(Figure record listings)
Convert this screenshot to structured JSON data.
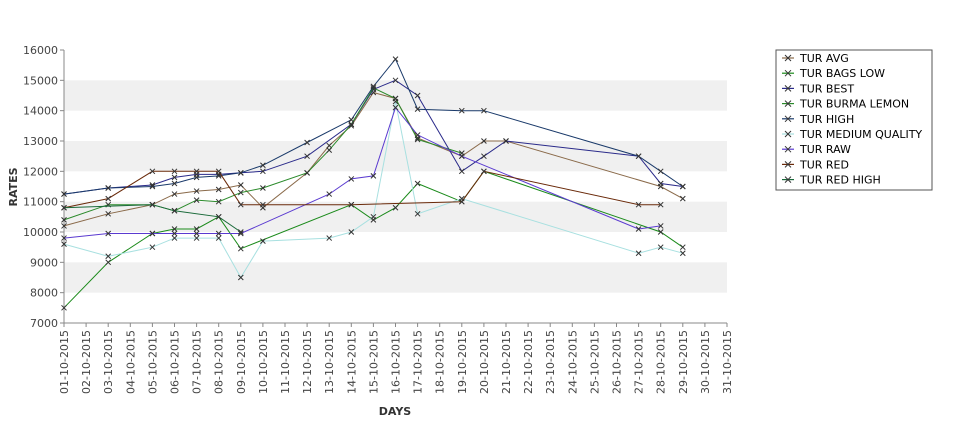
{
  "chart_data": {
    "type": "line",
    "xlabel": "DAYS",
    "ylabel": "RATES",
    "ylim": [
      7000,
      16000
    ],
    "y_ticks": [
      7000,
      8000,
      9000,
      10000,
      11000,
      12000,
      13000,
      14000,
      15000,
      16000
    ],
    "x_ticks": [
      "01-10-2015",
      "02-10-2015",
      "03-10-2015",
      "04-10-2015",
      "05-10-2015",
      "06-10-2015",
      "07-10-2015",
      "08-10-2015",
      "09-10-2015",
      "10-10-2015",
      "11-10-2015",
      "12-10-2015",
      "13-10-2015",
      "14-10-2015",
      "15-10-2015",
      "16-10-2015",
      "17-10-2015",
      "18-10-2015",
      "19-10-2015",
      "20-10-2015",
      "21-10-2015",
      "22-10-2015",
      "23-10-2015",
      "24-10-2015",
      "25-10-2015",
      "26-10-2015",
      "27-10-2015",
      "28-10-2015",
      "29-10-2015",
      "30-10-2015",
      "31-10-2015"
    ],
    "grid": "alternating horizontal bands",
    "legend_position": "right",
    "series": [
      {
        "name": "TUR AVG",
        "color": "#8a6a4a",
        "points": [
          [
            1,
            10200
          ],
          [
            3,
            10600
          ],
          [
            5,
            10900
          ],
          [
            6,
            11250
          ],
          [
            7,
            11350
          ],
          [
            8,
            11400
          ],
          [
            9,
            11550
          ],
          [
            10,
            10800
          ],
          [
            12,
            11950
          ],
          [
            13,
            12850
          ],
          [
            14,
            13500
          ],
          [
            15,
            14600
          ],
          [
            16,
            14400
          ],
          [
            17,
            13100
          ],
          [
            19,
            12500
          ],
          [
            20,
            13000
          ],
          [
            21,
            13000
          ],
          [
            28,
            11500
          ],
          [
            29,
            11100
          ]
        ]
      },
      {
        "name": "TUR BAGS LOW",
        "color": "#1a8a1a",
        "points": [
          [
            1,
            7500
          ],
          [
            3,
            9000
          ],
          [
            5,
            9950
          ],
          [
            6,
            10100
          ],
          [
            7,
            10100
          ],
          [
            8,
            10500
          ],
          [
            9,
            9450
          ],
          [
            14,
            10900
          ],
          [
            15,
            10400
          ],
          [
            16,
            10800
          ],
          [
            17,
            11600
          ],
          [
            19,
            11000
          ],
          [
            20,
            12000
          ],
          [
            28,
            10000
          ],
          [
            29,
            9500
          ]
        ]
      },
      {
        "name": "TUR BEST",
        "color": "#2a2a8a",
        "points": [
          [
            1,
            11250
          ],
          [
            3,
            11450
          ],
          [
            5,
            11550
          ],
          [
            6,
            11800
          ],
          [
            7,
            11900
          ],
          [
            8,
            11900
          ],
          [
            9,
            11950
          ],
          [
            10,
            12000
          ],
          [
            12,
            12500
          ],
          [
            14,
            13550
          ],
          [
            15,
            14700
          ],
          [
            16,
            15000
          ],
          [
            17,
            14500
          ],
          [
            19,
            12000
          ],
          [
            20,
            12500
          ],
          [
            21,
            13000
          ],
          [
            27,
            12500
          ],
          [
            28,
            11600
          ],
          [
            29,
            11500
          ]
        ]
      },
      {
        "name": "TUR BURMA LEMON",
        "color": "#2a8a2a",
        "points": [
          [
            1,
            10400
          ],
          [
            3,
            10900
          ],
          [
            5,
            10900
          ],
          [
            6,
            10700
          ],
          [
            7,
            11050
          ],
          [
            8,
            11000
          ],
          [
            9,
            11300
          ],
          [
            10,
            11450
          ],
          [
            12,
            11950
          ],
          [
            13,
            12700
          ],
          [
            14,
            13550
          ],
          [
            15,
            14750
          ],
          [
            16,
            14400
          ],
          [
            17,
            13050
          ],
          [
            19,
            12600
          ]
        ]
      },
      {
        "name": "TUR HIGH",
        "color": "#1a3a6a",
        "points": [
          [
            1,
            11250
          ],
          [
            3,
            11450
          ],
          [
            5,
            11500
          ],
          [
            6,
            11600
          ],
          [
            7,
            11800
          ],
          [
            8,
            11850
          ],
          [
            9,
            11950
          ],
          [
            10,
            12200
          ],
          [
            12,
            12950
          ],
          [
            14,
            13700
          ],
          [
            15,
            14800
          ],
          [
            16,
            15700
          ],
          [
            17,
            14050
          ],
          [
            19,
            14000
          ],
          [
            20,
            14000
          ],
          [
            27,
            12500
          ],
          [
            28,
            12000
          ],
          [
            29,
            11500
          ]
        ]
      },
      {
        "name": "TUR MEDIUM QUALITY",
        "color": "#a8e0e0",
        "points": [
          [
            1,
            9600
          ],
          [
            3,
            9200
          ],
          [
            5,
            9500
          ],
          [
            6,
            9800
          ],
          [
            7,
            9800
          ],
          [
            8,
            9800
          ],
          [
            9,
            8500
          ],
          [
            10,
            9700
          ],
          [
            13,
            9800
          ],
          [
            14,
            10000
          ],
          [
            15,
            10500
          ],
          [
            16,
            14300
          ],
          [
            17,
            10600
          ],
          [
            19,
            11100
          ],
          [
            27,
            9300
          ],
          [
            28,
            9500
          ],
          [
            29,
            9300
          ]
        ]
      },
      {
        "name": "TUR RAW",
        "color": "#5a3ad0",
        "points": [
          [
            1,
            9800
          ],
          [
            3,
            9950
          ],
          [
            5,
            9950
          ],
          [
            6,
            9950
          ],
          [
            7,
            9950
          ],
          [
            8,
            9950
          ],
          [
            9,
            9950
          ],
          [
            13,
            11250
          ],
          [
            14,
            11750
          ],
          [
            15,
            11850
          ],
          [
            16,
            14100
          ],
          [
            17,
            13200
          ],
          [
            19,
            12500
          ],
          [
            27,
            10100
          ],
          [
            28,
            10200
          ]
        ]
      },
      {
        "name": "TUR RED",
        "color": "#6a2a0a",
        "points": [
          [
            1,
            10800
          ],
          [
            3,
            11100
          ],
          [
            5,
            12000
          ],
          [
            6,
            12000
          ],
          [
            7,
            12000
          ],
          [
            8,
            12000
          ],
          [
            9,
            10900
          ],
          [
            10,
            10900
          ],
          [
            14,
            10900
          ],
          [
            19,
            11000
          ],
          [
            20,
            12000
          ],
          [
            27,
            10900
          ],
          [
            28,
            10900
          ]
        ]
      },
      {
        "name": "TUR RED HIGH",
        "color": "#1a6a3a",
        "points": [
          [
            1,
            10800
          ],
          [
            5,
            10900
          ],
          [
            6,
            10700
          ],
          [
            8,
            10500
          ],
          [
            9,
            10000
          ]
        ]
      }
    ]
  }
}
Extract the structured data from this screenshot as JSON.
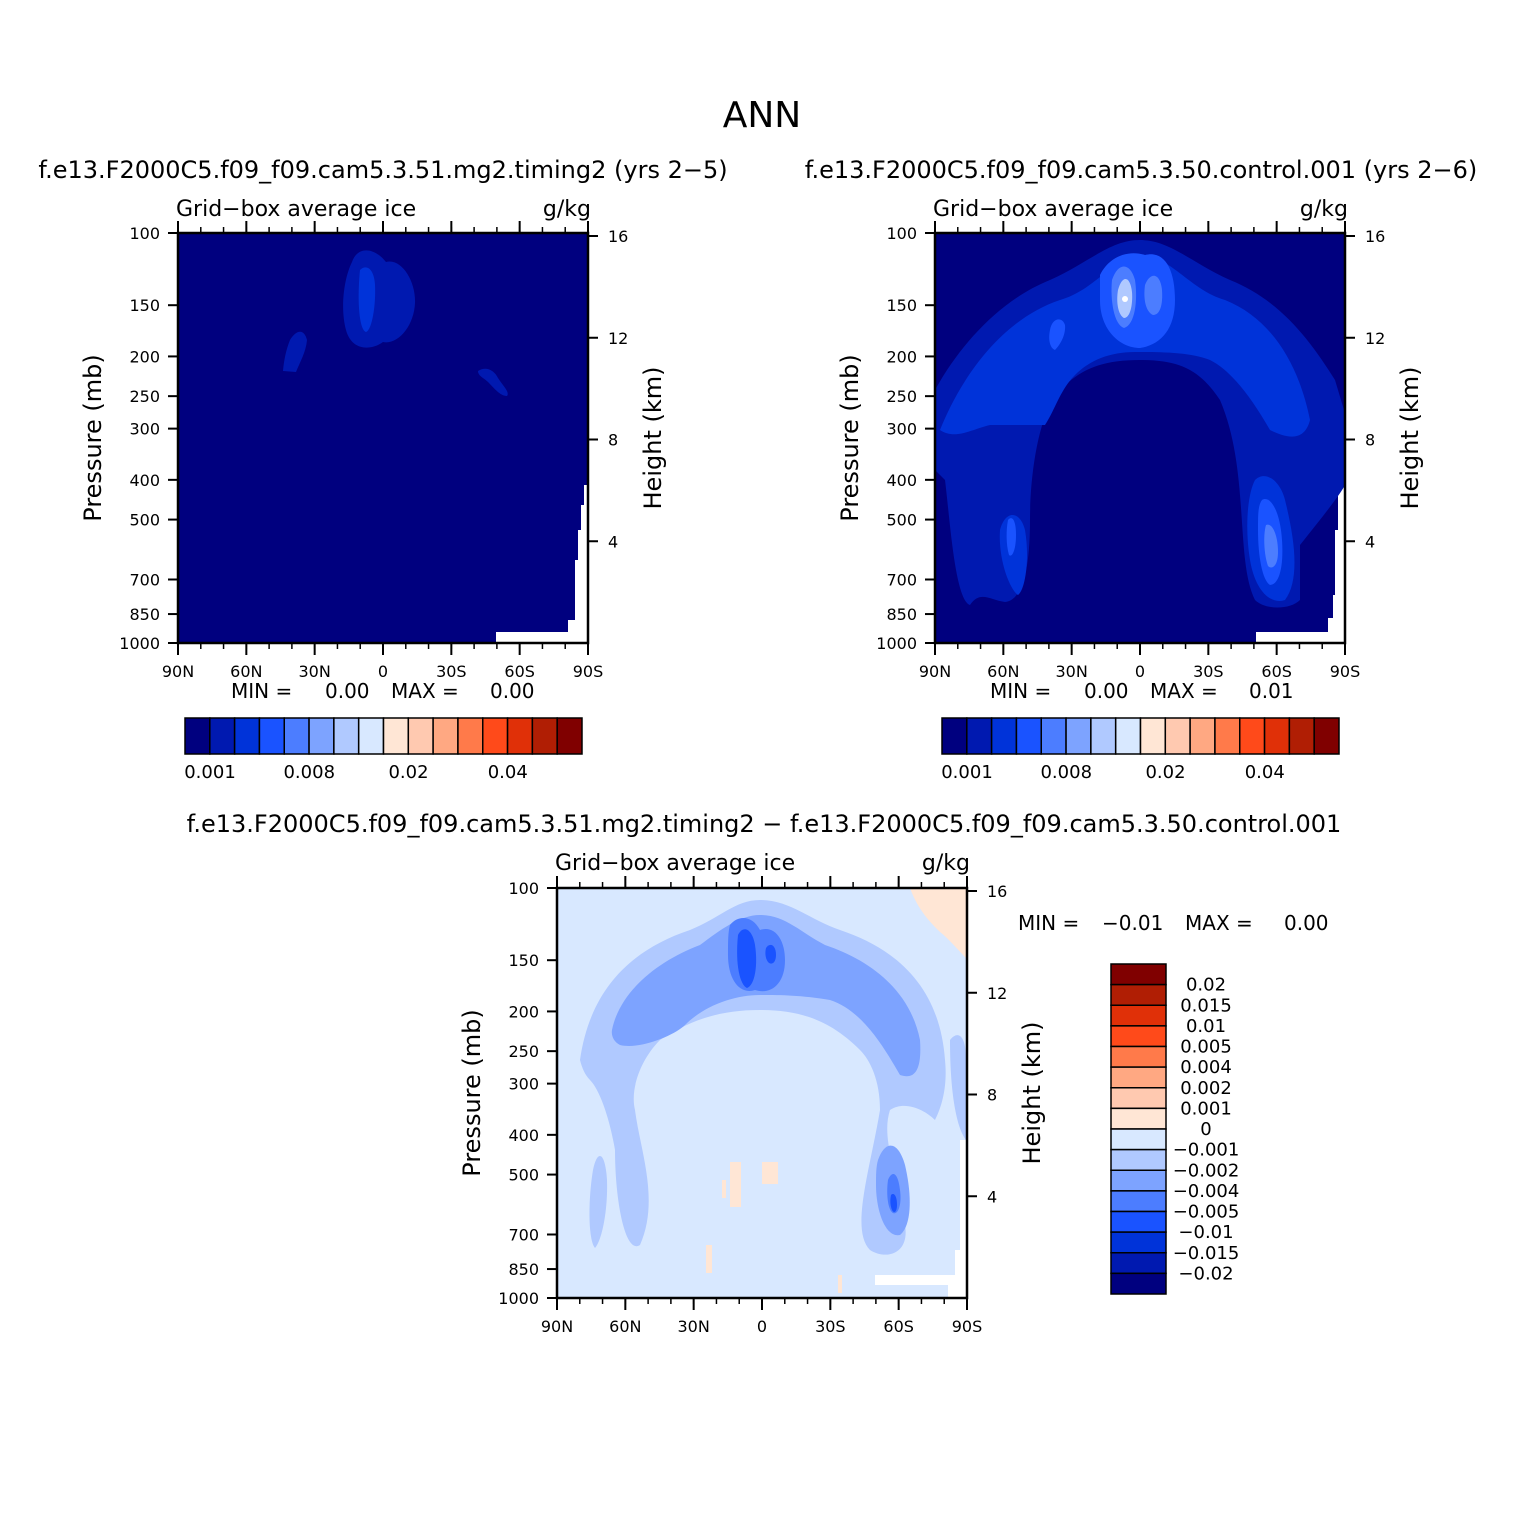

The request:
Copy out all the data exactly; skip the pictures.

Correct response:
Convert this screenshot to structured JSON data.
{
  "chart_data": {
    "type": "line",
    "xlabel": "DAYS",
    "ylabel": "RATES",
    "ylim": [
      7000,
      16000
    ],
    "y_ticks": [
      7000,
      8000,
      9000,
      10000,
      11000,
      12000,
      13000,
      14000,
      15000,
      16000
    ],
    "x_ticks": [
      "01-10-2015",
      "02-10-2015",
      "03-10-2015",
      "04-10-2015",
      "05-10-2015",
      "06-10-2015",
      "07-10-2015",
      "08-10-2015",
      "09-10-2015",
      "10-10-2015",
      "11-10-2015",
      "12-10-2015",
      "13-10-2015",
      "14-10-2015",
      "15-10-2015",
      "16-10-2015",
      "17-10-2015",
      "18-10-2015",
      "19-10-2015",
      "20-10-2015",
      "21-10-2015",
      "22-10-2015",
      "23-10-2015",
      "24-10-2015",
      "25-10-2015",
      "26-10-2015",
      "27-10-2015",
      "28-10-2015",
      "29-10-2015",
      "30-10-2015",
      "31-10-2015"
    ],
    "grid": "alternating horizontal bands",
    "legend_position": "right",
    "series": [
      {
        "name": "TUR AVG",
        "color": "#8a6a4a",
        "points": [
          [
            1,
            10200
          ],
          [
            3,
            10600
          ],
          [
            5,
            10900
          ],
          [
            6,
            11250
          ],
          [
            7,
            11350
          ],
          [
            8,
            11400
          ],
          [
            9,
            11550
          ],
          [
            10,
            10800
          ],
          [
            12,
            11950
          ],
          [
            13,
            12850
          ],
          [
            14,
            13500
          ],
          [
            15,
            14600
          ],
          [
            16,
            14400
          ],
          [
            17,
            13100
          ],
          [
            19,
            12500
          ],
          [
            20,
            13000
          ],
          [
            21,
            13000
          ],
          [
            28,
            11500
          ],
          [
            29,
            11100
          ]
        ]
      },
      {
        "name": "TUR BAGS LOW",
        "color": "#1a8a1a",
        "points": [
          [
            1,
            7500
          ],
          [
            3,
            9000
          ],
          [
            5,
            9950
          ],
          [
            6,
            10100
          ],
          [
            7,
            10100
          ],
          [
            8,
            10500
          ],
          [
            9,
            9450
          ],
          [
            14,
            10900
          ],
          [
            15,
            10400
          ],
          [
            16,
            10800
          ],
          [
            17,
            11600
          ],
          [
            19,
            11000
          ],
          [
            20,
            12000
          ],
          [
            28,
            10000
          ],
          [
            29,
            9500
          ]
        ]
      },
      {
        "name": "TUR BEST",
        "color": "#2a2a8a",
        "points": [
          [
            1,
            11250
          ],
          [
            3,
            11450
          ],
          [
            5,
            11550
          ],
          [
            6,
            11800
          ],
          [
            7,
            11900
          ],
          [
            8,
            11900
          ],
          [
            9,
            11950
          ],
          [
            10,
            12000
          ],
          [
            12,
            12500
          ],
          [
            14,
            13550
          ],
          [
            15,
            14700
          ],
          [
            16,
            15000
          ],
          [
            17,
            14500
          ],
          [
            19,
            12000
          ],
          [
            20,
            12500
          ],
          [
            21,
            13000
          ],
          [
            27,
            12500
          ],
          [
            28,
            11600
          ],
          [
            29,
            11500
          ]
        ]
      },
      {
        "name": "TUR BURMA LEMON",
        "color": "#2a8a2a",
        "points": [
          [
            1,
            10400
          ],
          [
            3,
            10900
          ],
          [
            5,
            10900
          ],
          [
            6,
            10700
          ],
          [
            7,
            11050
          ],
          [
            8,
            11000
          ],
          [
            9,
            11300
          ],
          [
            10,
            11450
          ],
          [
            12,
            11950
          ],
          [
            13,
            12700
          ],
          [
            14,
            13550
          ],
          [
            15,
            14750
          ],
          [
            16,
            14400
          ],
          [
            17,
            13050
          ],
          [
            19,
            12600
          ]
        ]
      },
      {
        "name": "TUR HIGH",
        "color": "#1a3a6a",
        "points": [
          [
            1,
            11250
          ],
          [
            3,
            11450
          ],
          [
            5,
            11500
          ],
          [
            6,
            11600
          ],
          [
            7,
            11800
          ],
          [
            8,
            11850
          ],
          [
            9,
            11950
          ],
          [
            10,
            12200
          ],
          [
            12,
            12950
          ],
          [
            14,
            13700
          ],
          [
            15,
            14800
          ],
          [
            16,
            15700
          ],
          [
            17,
            14050
          ],
          [
            19,
            14000
          ],
          [
            20,
            14000
          ],
          [
            27,
            12500
          ],
          [
            28,
            12000
          ],
          [
            29,
            11500
          ]
        ]
      },
      {
        "name": "TUR MEDIUM QUALITY",
        "color": "#a8e0e0",
        "points": [
          [
            1,
            9600
          ],
          [
            3,
            9200
          ],
          [
            5,
            9500
          ],
          [
            6,
            9800
          ],
          [
            7,
            9800
          ],
          [
            8,
            9800
          ],
          [
            9,
            8500
          ],
          [
            10,
            9700
          ],
          [
            13,
            9800
          ],
          [
            14,
            10000
          ],
          [
            15,
            10500
          ],
          [
            16,
            14300
          ],
          [
            17,
            10600
          ],
          [
            19,
            11100
          ],
          [
            27,
            9300
          ],
          [
            28,
            9500
          ],
          [
            29,
            9300
          ]
        ]
      },
      {
        "name": "TUR RAW",
        "color": "#5a3ad0",
        "points": [
          [
            1,
            9800
          ],
          [
            3,
            9950
          ],
          [
            5,
            9950
          ],
          [
            6,
            9950
          ],
          [
            7,
            9950
          ],
          [
            8,
            9950
          ],
          [
            9,
            9950
          ],
          [
            13,
            11250
          ],
          [
            14,
            11750
          ],
          [
            15,
            11850
          ],
          [
            16,
            14100
          ],
          [
            17,
            13200
          ],
          [
            19,
            12500
          ],
          [
            27,
            10100
          ],
          [
            28,
            10200
          ]
        ]
      },
      {
        "name": "TUR RED",
        "color": "#6a2a0a",
        "points": [
          [
            1,
            10800
          ],
          [
            3,
            11100
          ],
          [
            5,
            12000
          ],
          [
            6,
            12000
          ],
          [
            7,
            12000
          ],
          [
            8,
            12000
          ],
          [
            9,
            10900
          ],
          [
            10,
            10900
          ],
          [
            14,
            10900
          ],
          [
            19,
            11000
          ],
          [
            20,
            12000
          ],
          [
            27,
            10900
          ],
          [
            28,
            10900
          ]
        ]
      },
      {
        "name": "TUR RED HIGH",
        "color": "#1a6a3a",
        "points": [
          [
            1,
            10800
          ],
          [
            5,
            10900
          ],
          [
            6,
            10700
          ],
          [
            8,
            10500
          ],
          [
            9,
            10000
          ]
        ]
      }
    ]
  }
}
Extract the structured data from this screenshot as JSON.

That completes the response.